§ Aim of the exercise
Look below for the line with "Read this page and output its text content.". Extract that line and each one after it through the last, word for word.

§ Available records
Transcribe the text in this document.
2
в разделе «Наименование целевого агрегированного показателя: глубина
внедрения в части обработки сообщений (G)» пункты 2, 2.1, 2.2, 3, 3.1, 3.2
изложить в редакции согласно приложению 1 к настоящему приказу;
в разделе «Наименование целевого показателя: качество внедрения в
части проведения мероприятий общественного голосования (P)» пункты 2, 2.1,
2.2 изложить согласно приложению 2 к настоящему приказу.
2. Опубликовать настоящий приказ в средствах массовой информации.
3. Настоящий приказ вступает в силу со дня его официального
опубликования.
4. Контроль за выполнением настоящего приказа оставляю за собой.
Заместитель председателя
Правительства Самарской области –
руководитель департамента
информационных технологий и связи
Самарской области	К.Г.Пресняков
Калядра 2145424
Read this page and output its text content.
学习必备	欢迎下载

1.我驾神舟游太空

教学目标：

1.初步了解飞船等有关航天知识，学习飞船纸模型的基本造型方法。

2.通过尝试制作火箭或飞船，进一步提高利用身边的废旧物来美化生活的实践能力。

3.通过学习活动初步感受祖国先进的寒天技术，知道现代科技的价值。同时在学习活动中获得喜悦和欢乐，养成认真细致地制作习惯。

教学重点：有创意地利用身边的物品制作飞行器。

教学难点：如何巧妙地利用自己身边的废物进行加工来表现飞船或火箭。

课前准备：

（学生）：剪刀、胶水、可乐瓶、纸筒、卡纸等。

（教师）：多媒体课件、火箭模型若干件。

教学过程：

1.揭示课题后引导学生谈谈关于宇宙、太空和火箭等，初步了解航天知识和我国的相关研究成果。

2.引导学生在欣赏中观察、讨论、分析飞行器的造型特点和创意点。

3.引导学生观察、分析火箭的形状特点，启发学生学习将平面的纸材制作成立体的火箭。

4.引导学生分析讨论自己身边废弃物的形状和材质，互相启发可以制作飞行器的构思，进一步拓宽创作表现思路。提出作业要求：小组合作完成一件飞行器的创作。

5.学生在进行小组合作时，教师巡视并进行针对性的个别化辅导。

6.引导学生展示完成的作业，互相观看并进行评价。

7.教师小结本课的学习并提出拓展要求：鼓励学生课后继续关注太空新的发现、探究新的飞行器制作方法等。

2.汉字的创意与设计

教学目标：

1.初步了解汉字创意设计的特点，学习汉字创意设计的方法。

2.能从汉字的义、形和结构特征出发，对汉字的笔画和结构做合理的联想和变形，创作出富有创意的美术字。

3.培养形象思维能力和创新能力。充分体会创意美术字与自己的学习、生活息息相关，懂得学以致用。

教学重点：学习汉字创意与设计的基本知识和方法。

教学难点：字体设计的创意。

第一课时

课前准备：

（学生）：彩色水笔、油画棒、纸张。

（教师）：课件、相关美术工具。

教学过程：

§ Final result
Read this page and output its text content.
学习必备	欢迎下载

1.我驾神舟游太空

教学目标：

1.初步了解飞船等有关航天知识，学习飞船纸模型的基本造型方法。

2.通过尝试制作火箭或飞船，进一步提高利用身边的废旧物来美化生活的实践能力。

3.通过学习活动初步感受祖国先进的寒天技术，知道现代科技的价值。同时在学习活动中获得喜悦和欢乐，养成认真细致地制作习惯。

教学重点：有创意地利用身边的物品制作飞行器。

教学难点：如何巧妙地利用自己身边的废物进行加工来表现飞船或火箭。

课前准备：

（学生）：剪刀、胶水、可乐瓶、纸筒、卡纸等。

（教师）：多媒体课件、火箭模型若干件。

教学过程：

1.揭示课题后引导学生谈谈关于宇宙、太空和火箭等，初步了解航天知识和我国的相关研究成果。

2.引导学生在欣赏中观察、讨论、分析飞行器的造型特点和创意点。

3.引导学生观察、分析火箭的形状特点，启发学生学习将平面的纸材制作成立体的火箭。

4.引导学生分析讨论自己身边废弃物的形状和材质，互相启发可以制作飞行器的构思，进一步拓宽创作表现思路。提出作业要求：小组合作完成一件飞行器的创作。

5.学生在进行小组合作时，教师巡视并进行针对性的个别化辅导。

6.引导学生展示完成的作业，互相观看并进行评价。

7.教师小结本课的学习并提出拓展要求：鼓励学生课后继续关注太空新的发现、探究新的飞行器制作方法等。

2.汉字的创意与设计

教学目标：

1.初步了解汉字创意设计的特点，学习汉字创意设计的方法。

2.能从汉字的义、形和结构特征出发，对汉字的笔画和结构做合理的联想和变形，创作出富有创意的美术字。

3.培养形象思维能力和创新能力。充分体会创意美术字与自己的学习、生活息息相关，懂得学以致用。

教学重点：学习汉字创意与设计的基本知识和方法。

教学难点：字体设计的创意。

第一课时

课前准备：

（学生）：彩色水笔、油画棒、纸张。

（教师）：课件、相关美术工具。

教学过程：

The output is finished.